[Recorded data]
•••••

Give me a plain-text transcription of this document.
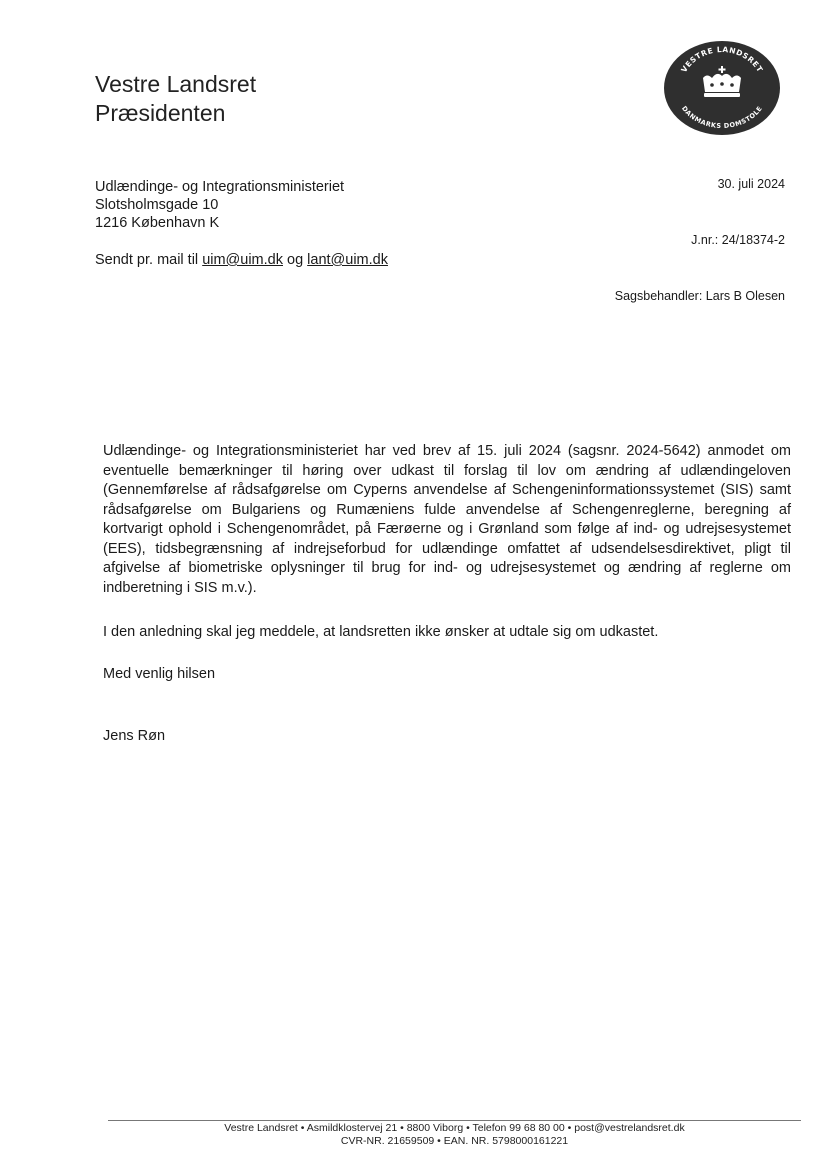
Vestre Landsret
Præsidenten
VESTRE LANDSRET
DANMARKS DOMSTOLE
Udlændinge- og Integrationsministeriet
Slotsholmsgade 10
1216 København K
Sendt pr. mail til uim@uim.dk og lant@uim.dk
30. juli 2024
J.nr.: 24/18374-2
Sagsbehandler: Lars B Olesen

Udlændinge- og Integrationsministeriet har ved brev af 15. juli 2024 (sagsnr. 2024-5642) anmodet om eventuelle bemærkninger til høring over udkast til forslag til lov om ændring af udlændingeloven (Gennemførelse af rådsafgørelse om Cyperns anvendelse af Schengeninformationssystemet (SIS) samt rådsafgørelse om Bulgariens og Rumæniens fulde anvendelse af Schengenreglerne, beregning af kortvarigt ophold i Schengenområdet, på Færøerne og i Grønland som følge af ind- og udrejsesystemet (EES), tidsbegrænsning af indrejseforbud for udlændinge omfattet af udsendelsesdirektivet, pligt til afgivelse af biometriske oplysninger til brug for ind- og udrejsesystemet og ændring af reglerne om indberetning i SIS m.v.).

I den anledning skal jeg meddele, at landsretten ikke ønsker at udtale sig om udkastet.
Med venlig hilsen
Jens Røn
Vestre Landsret • Asmildklostervej 21 • 8800 Viborg • Telefon 99 68 80 00 • post@vestrelandsret.dk
CVR-NR. 21659509 • EAN. NR. 5798000161221
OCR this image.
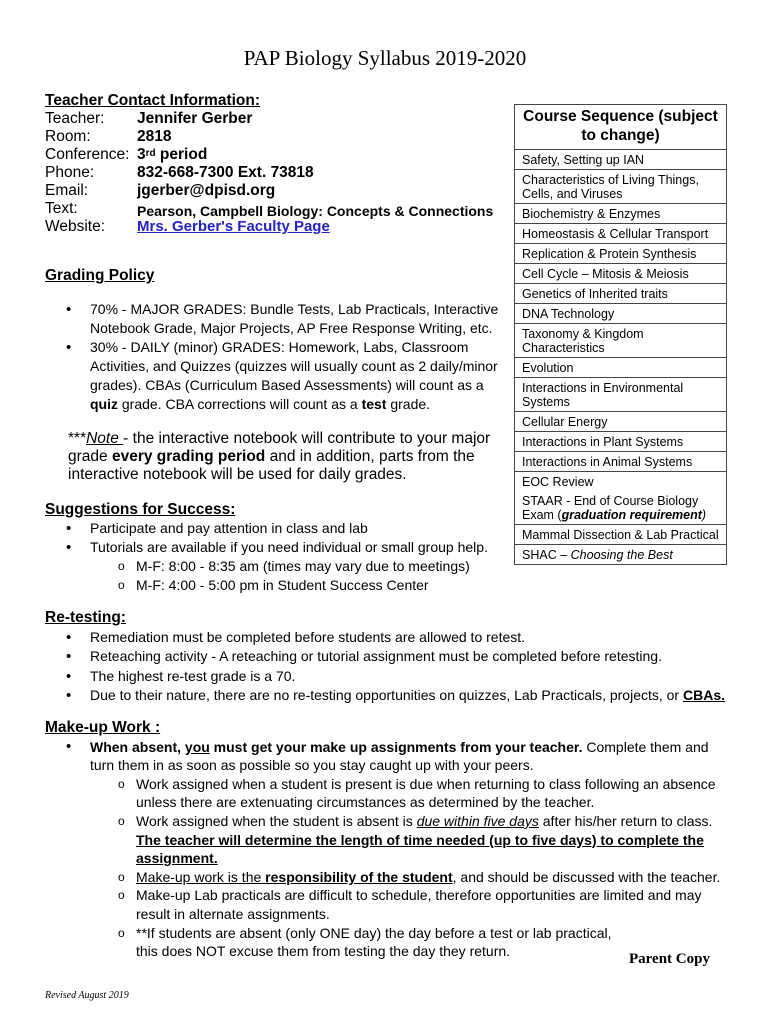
PAP Biology Syllabus 2019-2020
Teacher Contact Information:
Teacher:	Jennifer Gerber
Room:	2818
Conference: 3rd period
Phone:	832-668-7300 Ext. 73818
Email:	jgerber@dpisd.org
Text:	Pearson, Campbell Biology: Concepts & Connections
Website:	Mrs. Gerber's Faculty Page
Course Sequence (subject to change)
Safety, Setting up IAN
Characteristics of Living Things, Cells, and Viruses
Biochemistry & Enzymes
Homeostasis & Cellular Transport
Replication & Protein Synthesis
Cell Cycle – Mitosis & Meiosis
Genetics of Inherited traits
DNA Technology
Taxonomy & Kingdom Characteristics
Evolution
Interactions in Environmental Systems
Cellular Energy
Interactions in Plant Systems
Interactions in Animal Systems
EOC Review
STAAR - End of Course Biology Exam (graduation requirement)
Mammal Dissection & Lab Practical
SHAC – Choosing the Best
Grading Policy
• 70% - MAJOR GRADES: Bundle Tests, Lab Practicals, Interactive Notebook Grade, Major Projects, AP Free Response Writing, etc.
• 30% - DAILY (minor) GRADES: Homework, Labs, Classroom Activities, and Quizzes (quizzes will usually count as 2 daily/minor grades). CBAs (Curriculum Based Assessments) will count as a quiz grade. CBA corrections will count as a test grade.
***Note - the interactive notebook will contribute to your major grade every grading period and in addition, parts from the interactive notebook will be used for daily grades.
Suggestions for Success:
• Participate and pay attention in class and lab
• Tutorials are available if you need individual or small group help.
o M-F: 8:00 - 8:35 am (times may vary due to meetings)
o M-F: 4:00 - 5:00 pm in Student Success Center
Re-testing:
• Remediation must be completed before students are allowed to retest.
• Reteaching activity - A reteaching or tutorial assignment must be completed before retesting.
• The highest re-test grade is a 70.
• Due to their nature, there are no re-testing opportunities on quizzes, Lab Practicals, projects, or CBAs.
Make-up Work :
• When absent, you must get your make up assignments from your teacher. Complete them and turn them in as soon as possible so you stay caught up with your peers.
o Work assigned when a student is present is due when returning to class following an absence unless there are extenuating circumstances as determined by the teacher.
o Work assigned when the student is absent is due within five days after his/her return to class. The teacher will determine the length of time needed (up to five days) to complete the assignment.
o Make-up work is the responsibility of the student, and should be discussed with the teacher.
o Make-up Lab practicals are difficult to schedule, therefore opportunities are limited and may result in alternate assignments.
o **If students are absent (only ONE day) the day before a test or lab practical, this does NOT excuse them from testing the day they return.	Parent Copy
Revised August 2019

•••••

__Exercise directions__.
Report every line of the records that contains the word "must".

__Answer to the problem__.
• Remediation must be completed before students are allowed to retest.
• Reteaching activity - A reteaching or tutorial assignment must be completed before retesting.
• When absent, you must get your make up assignments from your teacher. Complete them and turn them in as soon as possible so you stay caught up with your peers.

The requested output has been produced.